* [WRITTEN REQUEST]: Look through the data below. Pick out the lines holding the string "name".

-- START --

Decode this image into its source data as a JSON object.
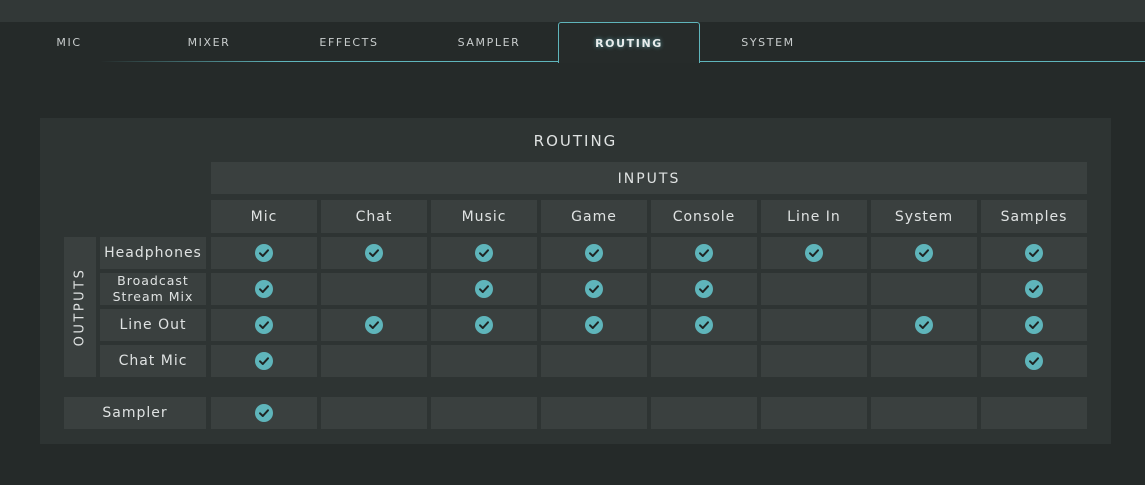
{
  "tabs": [
    {
      "label": "MIC",
      "active": false
    },
    {
      "label": "MIXER",
      "active": false
    },
    {
      "label": "EFFECTS",
      "active": false
    },
    {
      "label": "SAMPLER",
      "active": false
    },
    {
      "label": "ROUTING",
      "active": true
    },
    {
      "label": "SYSTEM",
      "active": false
    }
  ],
  "routing": {
    "title": "ROUTING",
    "inputs_label": "INPUTS",
    "outputs_label": "OUTPUTS",
    "inputs": [
      "Mic",
      "Chat",
      "Music",
      "Game",
      "Console",
      "Line In",
      "System",
      "Samples"
    ],
    "outputs": [
      {
        "name": "Headphones",
        "routes": [
          true,
          true,
          true,
          true,
          true,
          true,
          true,
          true
        ]
      },
      {
        "name": "Broadcast\nStream Mix",
        "routes": [
          true,
          false,
          true,
          true,
          true,
          false,
          false,
          true
        ]
      },
      {
        "name": "Line Out",
        "routes": [
          true,
          true,
          true,
          true,
          true,
          false,
          true,
          true
        ]
      },
      {
        "name": "Chat Mic",
        "routes": [
          true,
          false,
          false,
          false,
          false,
          false,
          false,
          true
        ]
      }
    ],
    "sampler": {
      "name": "Sampler",
      "routes": [
        true,
        false,
        false,
        false,
        false,
        false,
        false,
        false
      ]
    }
  },
  "colors": {
    "accent": "#5fb5bb",
    "background": "#252a29",
    "panel": "#2e3433",
    "cell": "#3a403f"
  },
  "icons": {
    "check": "check-circle-icon"
  }
}
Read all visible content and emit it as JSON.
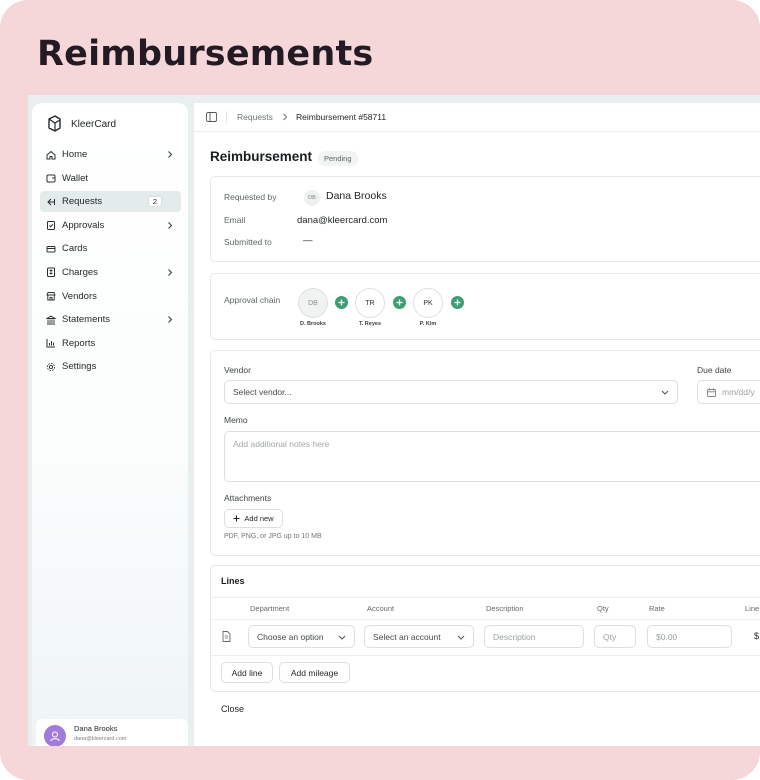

-- END --

* [RESULT FOR THIS TASK]:
        "name": "Headphones",
        "name": "Broadcast\nStream Mix",
        "name": "Line Out",
        "name": "Chat Mic",
      "name": "Sampler",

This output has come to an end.